Material provided —
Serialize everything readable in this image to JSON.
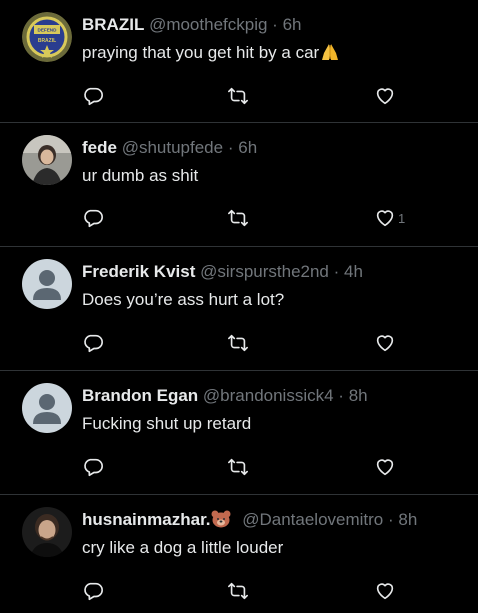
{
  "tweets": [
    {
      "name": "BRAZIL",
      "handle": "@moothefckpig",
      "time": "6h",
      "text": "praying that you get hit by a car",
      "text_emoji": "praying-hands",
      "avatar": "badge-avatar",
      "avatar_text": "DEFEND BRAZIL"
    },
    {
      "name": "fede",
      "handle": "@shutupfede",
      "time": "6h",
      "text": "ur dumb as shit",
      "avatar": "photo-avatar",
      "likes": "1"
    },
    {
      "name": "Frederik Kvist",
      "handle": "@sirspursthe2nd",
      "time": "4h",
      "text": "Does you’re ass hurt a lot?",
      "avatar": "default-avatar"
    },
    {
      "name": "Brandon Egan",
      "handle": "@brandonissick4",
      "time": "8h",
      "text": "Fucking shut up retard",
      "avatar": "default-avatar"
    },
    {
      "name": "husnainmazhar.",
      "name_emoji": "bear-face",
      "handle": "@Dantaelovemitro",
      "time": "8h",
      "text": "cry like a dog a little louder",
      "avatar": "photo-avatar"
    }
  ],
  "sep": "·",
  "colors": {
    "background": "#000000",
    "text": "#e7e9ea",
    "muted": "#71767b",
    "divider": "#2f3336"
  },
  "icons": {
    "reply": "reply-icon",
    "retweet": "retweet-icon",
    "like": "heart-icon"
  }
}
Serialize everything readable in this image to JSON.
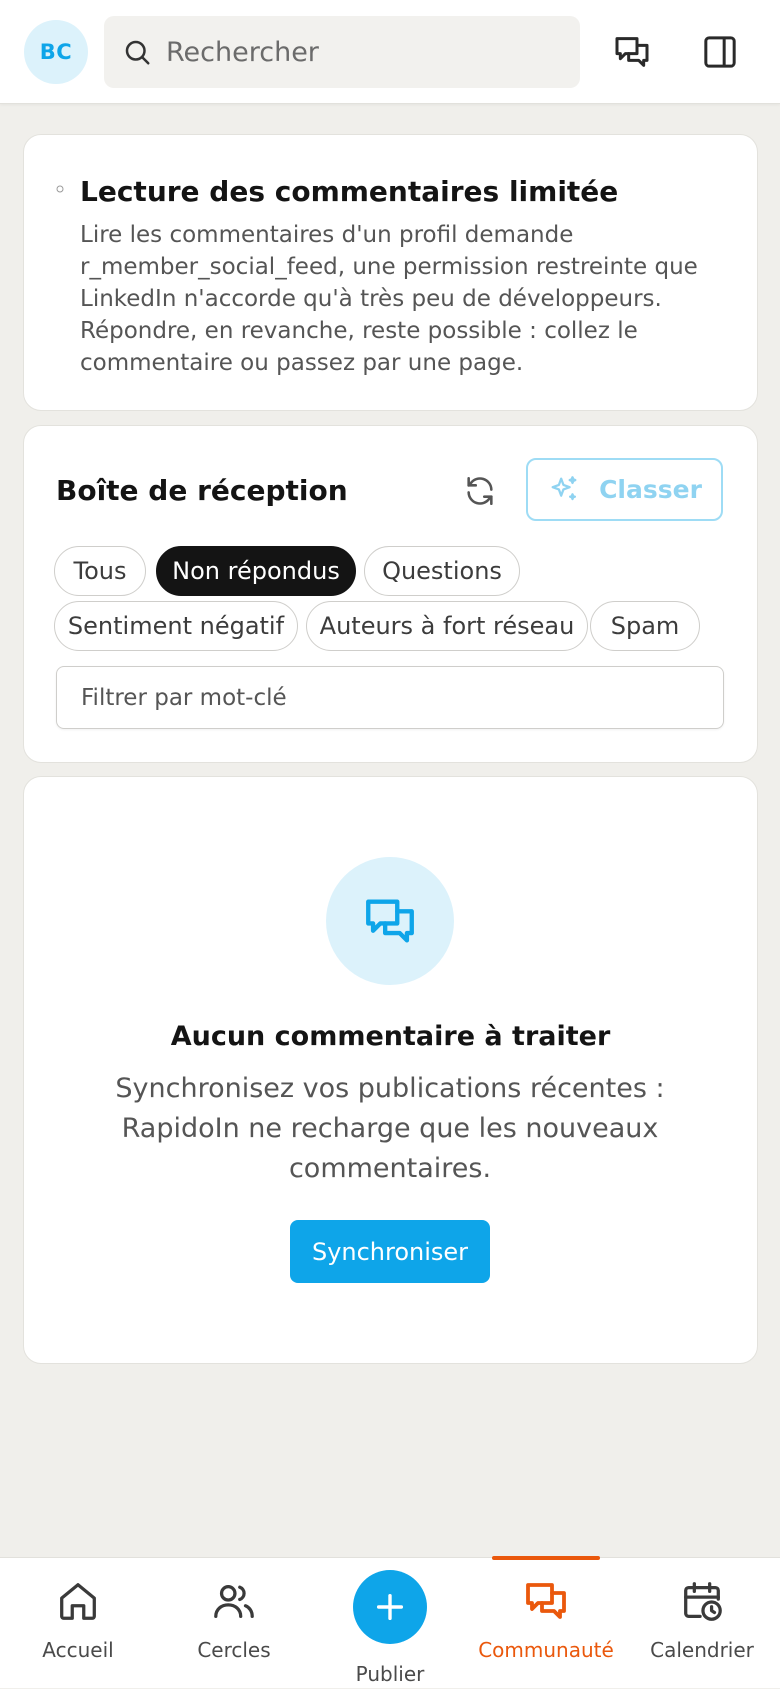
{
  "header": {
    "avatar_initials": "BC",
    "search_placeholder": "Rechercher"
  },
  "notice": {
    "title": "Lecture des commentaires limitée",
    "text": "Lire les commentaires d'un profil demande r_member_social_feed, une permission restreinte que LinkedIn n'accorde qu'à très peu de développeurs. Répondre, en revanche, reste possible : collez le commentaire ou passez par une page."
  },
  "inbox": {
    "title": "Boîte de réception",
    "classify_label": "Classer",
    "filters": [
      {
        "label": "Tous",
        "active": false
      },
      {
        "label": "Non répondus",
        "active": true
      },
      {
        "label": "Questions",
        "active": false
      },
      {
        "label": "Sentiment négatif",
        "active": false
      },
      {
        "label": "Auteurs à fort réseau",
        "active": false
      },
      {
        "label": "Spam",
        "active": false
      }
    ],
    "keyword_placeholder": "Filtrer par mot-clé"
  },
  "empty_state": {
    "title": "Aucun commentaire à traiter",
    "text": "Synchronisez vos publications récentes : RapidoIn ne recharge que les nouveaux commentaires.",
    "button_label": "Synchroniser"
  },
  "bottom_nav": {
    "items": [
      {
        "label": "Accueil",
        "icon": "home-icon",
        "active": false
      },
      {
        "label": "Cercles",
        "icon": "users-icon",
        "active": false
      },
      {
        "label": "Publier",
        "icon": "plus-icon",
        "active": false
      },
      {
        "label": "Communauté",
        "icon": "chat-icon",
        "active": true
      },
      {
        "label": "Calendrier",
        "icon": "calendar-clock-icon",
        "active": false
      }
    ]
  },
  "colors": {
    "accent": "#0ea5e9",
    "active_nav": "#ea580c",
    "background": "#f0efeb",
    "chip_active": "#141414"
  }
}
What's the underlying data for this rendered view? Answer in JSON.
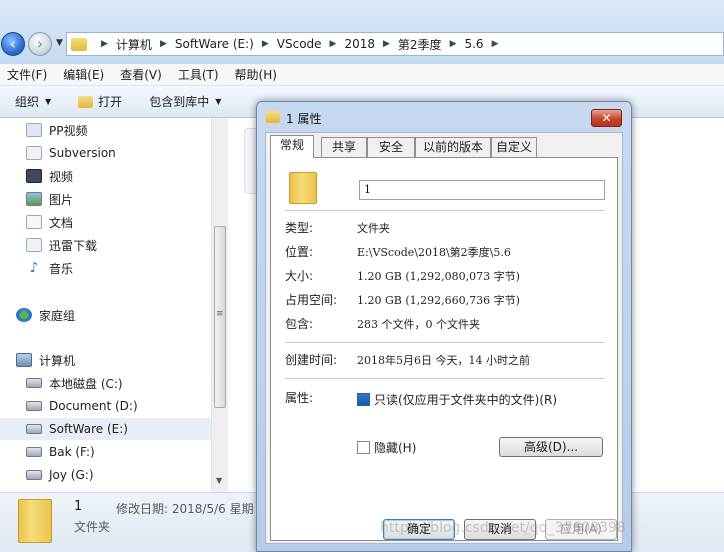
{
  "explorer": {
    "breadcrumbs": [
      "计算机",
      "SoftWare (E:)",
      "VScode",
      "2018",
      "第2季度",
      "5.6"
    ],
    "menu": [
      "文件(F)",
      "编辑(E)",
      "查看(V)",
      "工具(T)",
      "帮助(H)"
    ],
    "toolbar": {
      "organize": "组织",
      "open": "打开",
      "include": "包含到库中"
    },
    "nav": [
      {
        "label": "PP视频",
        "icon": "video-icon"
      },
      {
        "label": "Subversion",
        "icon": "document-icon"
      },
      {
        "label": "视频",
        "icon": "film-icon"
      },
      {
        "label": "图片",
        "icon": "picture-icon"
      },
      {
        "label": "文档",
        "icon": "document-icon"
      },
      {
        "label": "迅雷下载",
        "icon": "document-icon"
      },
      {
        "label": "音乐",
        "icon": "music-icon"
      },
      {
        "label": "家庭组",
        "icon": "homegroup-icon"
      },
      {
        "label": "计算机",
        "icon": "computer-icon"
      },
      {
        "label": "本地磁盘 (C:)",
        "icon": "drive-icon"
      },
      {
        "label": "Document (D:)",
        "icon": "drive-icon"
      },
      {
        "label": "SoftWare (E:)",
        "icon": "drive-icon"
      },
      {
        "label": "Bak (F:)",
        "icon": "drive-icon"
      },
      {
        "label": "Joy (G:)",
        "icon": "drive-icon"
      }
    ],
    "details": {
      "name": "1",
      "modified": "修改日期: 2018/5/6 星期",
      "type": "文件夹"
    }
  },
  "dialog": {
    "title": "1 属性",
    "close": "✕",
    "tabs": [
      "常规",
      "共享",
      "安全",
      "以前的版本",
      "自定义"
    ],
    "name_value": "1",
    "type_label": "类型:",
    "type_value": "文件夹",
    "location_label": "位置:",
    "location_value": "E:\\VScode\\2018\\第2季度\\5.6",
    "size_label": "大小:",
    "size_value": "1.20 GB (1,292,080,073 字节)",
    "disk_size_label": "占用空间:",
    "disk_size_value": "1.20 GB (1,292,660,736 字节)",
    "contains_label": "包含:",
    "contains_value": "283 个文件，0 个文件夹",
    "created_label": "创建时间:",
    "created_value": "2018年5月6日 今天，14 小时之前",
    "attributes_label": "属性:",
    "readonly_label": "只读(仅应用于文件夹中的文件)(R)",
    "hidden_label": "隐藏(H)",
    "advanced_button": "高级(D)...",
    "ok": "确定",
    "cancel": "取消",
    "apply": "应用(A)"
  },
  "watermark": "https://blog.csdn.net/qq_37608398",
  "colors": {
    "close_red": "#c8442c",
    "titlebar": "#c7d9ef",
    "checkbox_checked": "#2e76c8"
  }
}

To be done — Repeat the listing in full and exactly. Do not include any images.

Expected answer —
Serialize everything readable in this image to JSON.
{
  "tweets": [
    {
      "name": "BRAZIL",
      "handle": "@moothefckpig",
      "time": "6h",
      "text": "praying that you get hit by a car",
      "text_emoji": "praying-hands",
      "avatar": "badge-avatar",
      "avatar_text": "DEFEND BRAZIL"
    },
    {
      "name": "fede",
      "handle": "@shutupfede",
      "time": "6h",
      "text": "ur dumb as shit",
      "avatar": "photo-avatar",
      "likes": "1"
    },
    {
      "name": "Frederik Kvist",
      "handle": "@sirspursthe2nd",
      "time": "4h",
      "text": "Does you’re ass hurt a lot?",
      "avatar": "default-avatar"
    },
    {
      "name": "Brandon Egan",
      "handle": "@brandonissick4",
      "time": "8h",
      "text": "Fucking shut up retard",
      "avatar": "default-avatar"
    },
    {
      "name": "husnainmazhar.",
      "name_emoji": "bear-face",
      "handle": "@Dantaelovemitro",
      "time": "8h",
      "text": "cry like a dog a little louder",
      "avatar": "photo-avatar"
    }
  ],
  "sep": "·",
  "colors": {
    "background": "#000000",
    "text": "#e7e9ea",
    "muted": "#71767b",
    "divider": "#2f3336"
  },
  "icons": {
    "reply": "reply-icon",
    "retweet": "retweet-icon",
    "like": "heart-icon"
  }
}
Serialize everything readable in this image to JSON.
{
  "header": {
    "avatar_initials": "BC",
    "search_placeholder": "Rechercher"
  },
  "notice": {
    "title": "Lecture des commentaires limitée",
    "text": "Lire les commentaires d'un profil demande r_member_social_feed, une permission restreinte que LinkedIn n'accorde qu'à très peu de développeurs. Répondre, en revanche, reste possible : collez le commentaire ou passez par une page."
  },
  "inbox": {
    "title": "Boîte de réception",
    "classify_label": "Classer",
    "filters": [
      {
        "label": "Tous",
        "active": false
      },
      {
        "label": "Non répondus",
        "active": true
      },
      {
        "label": "Questions",
        "active": false
      },
      {
        "label": "Sentiment négatif",
        "active": false
      },
      {
        "label": "Auteurs à fort réseau",
        "active": false
      },
      {
        "label": "Spam",
        "active": false
      }
    ],
    "keyword_placeholder": "Filtrer par mot-clé"
  },
  "empty_state": {
    "title": "Aucun commentaire à traiter",
    "text": "Synchronisez vos publications récentes : RapidoIn ne recharge que les nouveaux commentaires.",
    "button_label": "Synchroniser"
  },
  "bottom_nav": {
    "items": [
      {
        "label": "Accueil",
        "icon": "home-icon",
        "active": false
      },
      {
        "label": "Cercles",
        "icon": "users-icon",
        "active": false
      },
      {
        "label": "Publier",
        "icon": "plus-icon",
        "active": false
      },
      {
        "label": "Communauté",
        "icon": "chat-icon",
        "active": true
      },
      {
        "label": "Calendrier",
        "icon": "calendar-clock-icon",
        "active": false
      }
    ]
  },
  "colors": {
    "accent": "#0ea5e9",
    "active_nav": "#ea580c",
    "background": "#f0efeb",
    "chip_active": "#141414"
  }
}
What's the underlying data for this rendered view? Answer in JSON.
{
  "explorer": {
    "breadcrumbs": [
      "计算机",
      "SoftWare (E:)",
      "VScode",
      "2018",
      "第2季度",
      "5.6"
    ],
    "menu": [
      "文件(F)",
      "编辑(E)",
      "查看(V)",
      "工具(T)",
      "帮助(H)"
    ],
    "toolbar": {
      "organize": "组织",
      "open": "打开",
      "include": "包含到库中"
    },
    "nav": [
      {
        "label": "PP视频",
        "icon": "video-icon"
      },
      {
        "label": "Subversion",
        "icon": "document-icon"
      },
      {
        "label": "视频",
        "icon": "film-icon"
      },
      {
        "label": "图片",
        "icon": "picture-icon"
      },
      {
        "label": "文档",
        "icon": "document-icon"
      },
      {
        "label": "迅雷下载",
        "icon": "document-icon"
      },
      {
        "label": "音乐",
        "icon": "music-icon"
      },
      {
        "label": "家庭组",
        "icon": "homegroup-icon"
      },
      {
        "label": "计算机",
        "icon": "computer-icon"
      },
      {
        "label": "本地磁盘 (C:)",
        "icon": "drive-icon"
      },
      {
        "label": "Document (D:)",
        "icon": "drive-icon"
      },
      {
        "label": "SoftWare (E:)",
        "icon": "drive-icon"
      },
      {
        "label": "Bak (F:)",
        "icon": "drive-icon"
      },
      {
        "label": "Joy (G:)",
        "icon": "drive-icon"
      }
    ],
    "details": {
      "name": "1",
      "modified": "修改日期: 2018/5/6 星期",
      "type": "文件夹"
    }
  },
  "dialog": {
    "title": "1 属性",
    "close": "✕",
    "tabs": [
      "常规",
      "共享",
      "安全",
      "以前的版本",
      "自定义"
    ],
    "name_value": "1",
    "type_label": "类型:",
    "type_value": "文件夹",
    "location_label": "位置:",
    "location_value": "E:\\VScode\\2018\\第2季度\\5.6",
    "size_label": "大小:",
    "size_value": "1.20 GB (1,292,080,073 字节)",
    "disk_size_label": "占用空间:",
    "disk_size_value": "1.20 GB (1,292,660,736 字节)",
    "contains_label": "包含:",
    "contains_value": "283 个文件，0 个文件夹",
    "created_label": "创建时间:",
    "created_value": "2018年5月6日 今天，14 小时之前",
    "attributes_label": "属性:",
    "readonly_label": "只读(仅应用于文件夹中的文件)(R)",
    "hidden_label": "隐藏(H)",
    "advanced_button": "高级(D)...",
    "ok": "确定",
    "cancel": "取消",
    "apply": "应用(A)"
  },
  "watermark": "https://blog.csdn.net/qq_37608398",
  "colors": {
    "close_red": "#c8442c",
    "titlebar": "#c7d9ef",
    "checkbox_checked": "#2e76c8"
  }
}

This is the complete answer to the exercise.